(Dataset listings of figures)

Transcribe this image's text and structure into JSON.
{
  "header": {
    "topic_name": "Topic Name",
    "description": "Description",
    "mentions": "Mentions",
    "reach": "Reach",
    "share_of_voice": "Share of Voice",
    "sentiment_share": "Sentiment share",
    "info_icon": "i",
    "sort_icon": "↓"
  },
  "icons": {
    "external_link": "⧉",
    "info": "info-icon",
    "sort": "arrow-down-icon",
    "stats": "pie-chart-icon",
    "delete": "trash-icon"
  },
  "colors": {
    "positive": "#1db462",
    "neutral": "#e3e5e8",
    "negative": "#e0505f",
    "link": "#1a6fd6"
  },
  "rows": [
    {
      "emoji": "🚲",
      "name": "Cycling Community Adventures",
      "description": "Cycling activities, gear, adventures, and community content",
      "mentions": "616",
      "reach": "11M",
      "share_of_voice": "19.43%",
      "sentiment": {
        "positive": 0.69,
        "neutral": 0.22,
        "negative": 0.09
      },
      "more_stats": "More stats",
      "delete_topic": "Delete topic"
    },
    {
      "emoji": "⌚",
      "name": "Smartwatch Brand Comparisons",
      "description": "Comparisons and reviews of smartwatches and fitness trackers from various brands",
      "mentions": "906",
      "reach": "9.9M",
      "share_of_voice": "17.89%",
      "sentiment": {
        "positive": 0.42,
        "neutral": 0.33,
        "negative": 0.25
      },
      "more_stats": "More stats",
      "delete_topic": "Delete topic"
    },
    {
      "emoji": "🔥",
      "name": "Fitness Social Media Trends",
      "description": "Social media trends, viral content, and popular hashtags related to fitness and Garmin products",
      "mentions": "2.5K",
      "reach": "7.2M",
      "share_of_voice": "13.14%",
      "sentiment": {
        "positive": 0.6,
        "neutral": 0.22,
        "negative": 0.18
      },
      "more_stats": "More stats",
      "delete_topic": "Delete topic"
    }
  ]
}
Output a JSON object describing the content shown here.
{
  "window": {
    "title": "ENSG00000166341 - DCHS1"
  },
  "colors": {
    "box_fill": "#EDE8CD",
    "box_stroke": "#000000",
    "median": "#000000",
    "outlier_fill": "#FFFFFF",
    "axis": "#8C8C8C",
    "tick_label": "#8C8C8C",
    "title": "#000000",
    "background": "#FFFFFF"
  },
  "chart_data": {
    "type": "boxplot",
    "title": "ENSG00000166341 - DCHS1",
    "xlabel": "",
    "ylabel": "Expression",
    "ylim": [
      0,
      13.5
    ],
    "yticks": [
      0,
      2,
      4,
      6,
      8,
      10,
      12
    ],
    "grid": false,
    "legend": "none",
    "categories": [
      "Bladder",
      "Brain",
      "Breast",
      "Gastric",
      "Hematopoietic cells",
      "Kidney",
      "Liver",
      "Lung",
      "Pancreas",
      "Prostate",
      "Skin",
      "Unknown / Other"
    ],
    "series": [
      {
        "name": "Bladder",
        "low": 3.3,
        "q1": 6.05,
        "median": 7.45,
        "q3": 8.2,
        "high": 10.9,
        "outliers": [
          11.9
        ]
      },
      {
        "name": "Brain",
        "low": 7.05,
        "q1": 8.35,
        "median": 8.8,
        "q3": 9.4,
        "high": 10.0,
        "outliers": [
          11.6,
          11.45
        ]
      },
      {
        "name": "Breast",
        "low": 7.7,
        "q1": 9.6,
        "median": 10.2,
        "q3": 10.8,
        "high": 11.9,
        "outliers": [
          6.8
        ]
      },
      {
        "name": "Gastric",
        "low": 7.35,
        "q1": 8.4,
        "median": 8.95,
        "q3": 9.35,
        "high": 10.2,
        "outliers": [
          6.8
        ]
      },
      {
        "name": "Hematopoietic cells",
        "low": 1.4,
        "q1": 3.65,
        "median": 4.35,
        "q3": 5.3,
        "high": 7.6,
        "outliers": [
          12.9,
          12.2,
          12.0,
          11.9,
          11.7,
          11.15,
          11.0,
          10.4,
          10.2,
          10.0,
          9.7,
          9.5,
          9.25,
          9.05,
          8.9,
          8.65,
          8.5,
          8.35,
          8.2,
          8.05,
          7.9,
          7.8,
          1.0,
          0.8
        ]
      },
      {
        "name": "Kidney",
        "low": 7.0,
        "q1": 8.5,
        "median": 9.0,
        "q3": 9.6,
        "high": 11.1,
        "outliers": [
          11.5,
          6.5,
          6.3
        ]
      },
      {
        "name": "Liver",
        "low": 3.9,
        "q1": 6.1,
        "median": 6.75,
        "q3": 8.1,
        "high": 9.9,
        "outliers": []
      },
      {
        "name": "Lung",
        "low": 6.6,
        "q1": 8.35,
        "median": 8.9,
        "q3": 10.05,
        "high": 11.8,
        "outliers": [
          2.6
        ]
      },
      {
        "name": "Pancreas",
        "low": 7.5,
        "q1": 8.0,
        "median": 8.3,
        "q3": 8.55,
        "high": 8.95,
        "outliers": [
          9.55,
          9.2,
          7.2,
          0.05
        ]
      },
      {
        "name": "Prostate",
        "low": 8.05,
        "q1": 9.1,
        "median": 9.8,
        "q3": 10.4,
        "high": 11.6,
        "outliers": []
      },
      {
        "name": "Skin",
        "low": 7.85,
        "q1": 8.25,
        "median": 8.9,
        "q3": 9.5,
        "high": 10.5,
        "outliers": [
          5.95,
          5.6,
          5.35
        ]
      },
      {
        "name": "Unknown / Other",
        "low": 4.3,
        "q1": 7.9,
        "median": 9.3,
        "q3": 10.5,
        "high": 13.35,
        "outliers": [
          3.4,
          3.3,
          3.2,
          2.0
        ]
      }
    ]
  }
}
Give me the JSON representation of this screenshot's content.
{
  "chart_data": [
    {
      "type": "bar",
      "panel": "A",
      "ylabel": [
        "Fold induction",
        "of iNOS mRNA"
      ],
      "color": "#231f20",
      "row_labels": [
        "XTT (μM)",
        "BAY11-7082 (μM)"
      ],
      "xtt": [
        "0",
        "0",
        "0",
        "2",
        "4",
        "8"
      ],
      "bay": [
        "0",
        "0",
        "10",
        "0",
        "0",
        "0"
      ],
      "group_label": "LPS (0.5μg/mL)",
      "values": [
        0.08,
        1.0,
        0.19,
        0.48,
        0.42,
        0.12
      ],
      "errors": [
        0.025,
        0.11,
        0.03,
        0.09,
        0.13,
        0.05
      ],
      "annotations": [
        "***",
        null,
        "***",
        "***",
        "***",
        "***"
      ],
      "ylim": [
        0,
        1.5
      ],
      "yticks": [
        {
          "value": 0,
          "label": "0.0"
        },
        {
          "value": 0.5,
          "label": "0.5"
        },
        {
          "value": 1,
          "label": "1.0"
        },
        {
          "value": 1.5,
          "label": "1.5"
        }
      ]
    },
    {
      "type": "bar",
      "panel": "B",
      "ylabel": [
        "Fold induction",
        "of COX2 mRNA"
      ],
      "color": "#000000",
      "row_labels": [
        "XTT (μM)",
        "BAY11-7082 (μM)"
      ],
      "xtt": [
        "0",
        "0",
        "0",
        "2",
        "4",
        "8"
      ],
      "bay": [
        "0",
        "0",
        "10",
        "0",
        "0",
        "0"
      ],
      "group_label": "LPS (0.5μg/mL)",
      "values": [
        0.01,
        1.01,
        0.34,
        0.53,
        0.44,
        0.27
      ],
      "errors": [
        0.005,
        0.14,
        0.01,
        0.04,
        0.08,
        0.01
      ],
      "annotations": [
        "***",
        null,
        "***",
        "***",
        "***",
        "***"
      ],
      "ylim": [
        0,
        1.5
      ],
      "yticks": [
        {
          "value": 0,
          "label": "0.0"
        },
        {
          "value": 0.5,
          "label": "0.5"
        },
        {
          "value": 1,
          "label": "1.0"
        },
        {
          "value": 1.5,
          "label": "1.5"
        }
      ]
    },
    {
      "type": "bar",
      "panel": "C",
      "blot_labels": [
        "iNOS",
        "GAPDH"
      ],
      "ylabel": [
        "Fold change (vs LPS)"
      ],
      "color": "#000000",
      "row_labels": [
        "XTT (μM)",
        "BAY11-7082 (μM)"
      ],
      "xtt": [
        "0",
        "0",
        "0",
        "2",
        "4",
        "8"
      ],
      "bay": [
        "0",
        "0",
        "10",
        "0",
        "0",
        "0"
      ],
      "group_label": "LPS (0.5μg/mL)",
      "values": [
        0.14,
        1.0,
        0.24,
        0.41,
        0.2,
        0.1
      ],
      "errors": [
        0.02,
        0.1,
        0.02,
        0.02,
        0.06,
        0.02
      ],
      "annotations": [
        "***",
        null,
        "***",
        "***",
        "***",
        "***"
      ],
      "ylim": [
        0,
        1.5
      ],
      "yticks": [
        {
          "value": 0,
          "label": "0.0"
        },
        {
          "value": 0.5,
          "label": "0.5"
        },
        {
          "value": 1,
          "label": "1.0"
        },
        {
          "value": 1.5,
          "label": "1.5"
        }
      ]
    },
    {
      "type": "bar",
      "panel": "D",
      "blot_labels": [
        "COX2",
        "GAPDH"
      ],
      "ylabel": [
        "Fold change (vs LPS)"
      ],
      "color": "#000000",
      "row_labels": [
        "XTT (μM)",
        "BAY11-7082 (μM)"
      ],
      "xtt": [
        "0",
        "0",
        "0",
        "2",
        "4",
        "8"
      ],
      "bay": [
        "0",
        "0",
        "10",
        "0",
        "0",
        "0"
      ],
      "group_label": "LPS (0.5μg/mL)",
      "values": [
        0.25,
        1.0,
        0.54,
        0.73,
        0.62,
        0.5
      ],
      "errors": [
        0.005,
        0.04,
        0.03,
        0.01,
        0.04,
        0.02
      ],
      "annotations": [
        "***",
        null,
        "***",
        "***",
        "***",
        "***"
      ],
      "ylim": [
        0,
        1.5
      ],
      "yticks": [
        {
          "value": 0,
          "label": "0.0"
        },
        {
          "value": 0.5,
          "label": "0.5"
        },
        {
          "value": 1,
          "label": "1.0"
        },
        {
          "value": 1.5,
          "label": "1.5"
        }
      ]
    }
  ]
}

■ **EXERCISE DETAILS**
Show all lines above that contain "content".

■ **SOLUTION TO THE EXERCISE**
      "description": "Cycling activities, gear, adventures, and community content",
      "description": "Social media trends, viral content, and popular hashtags related to fitness and Garmin products",
Output a JSON object describing the content shown here.
Give me the JSON representation of this screenshot's content.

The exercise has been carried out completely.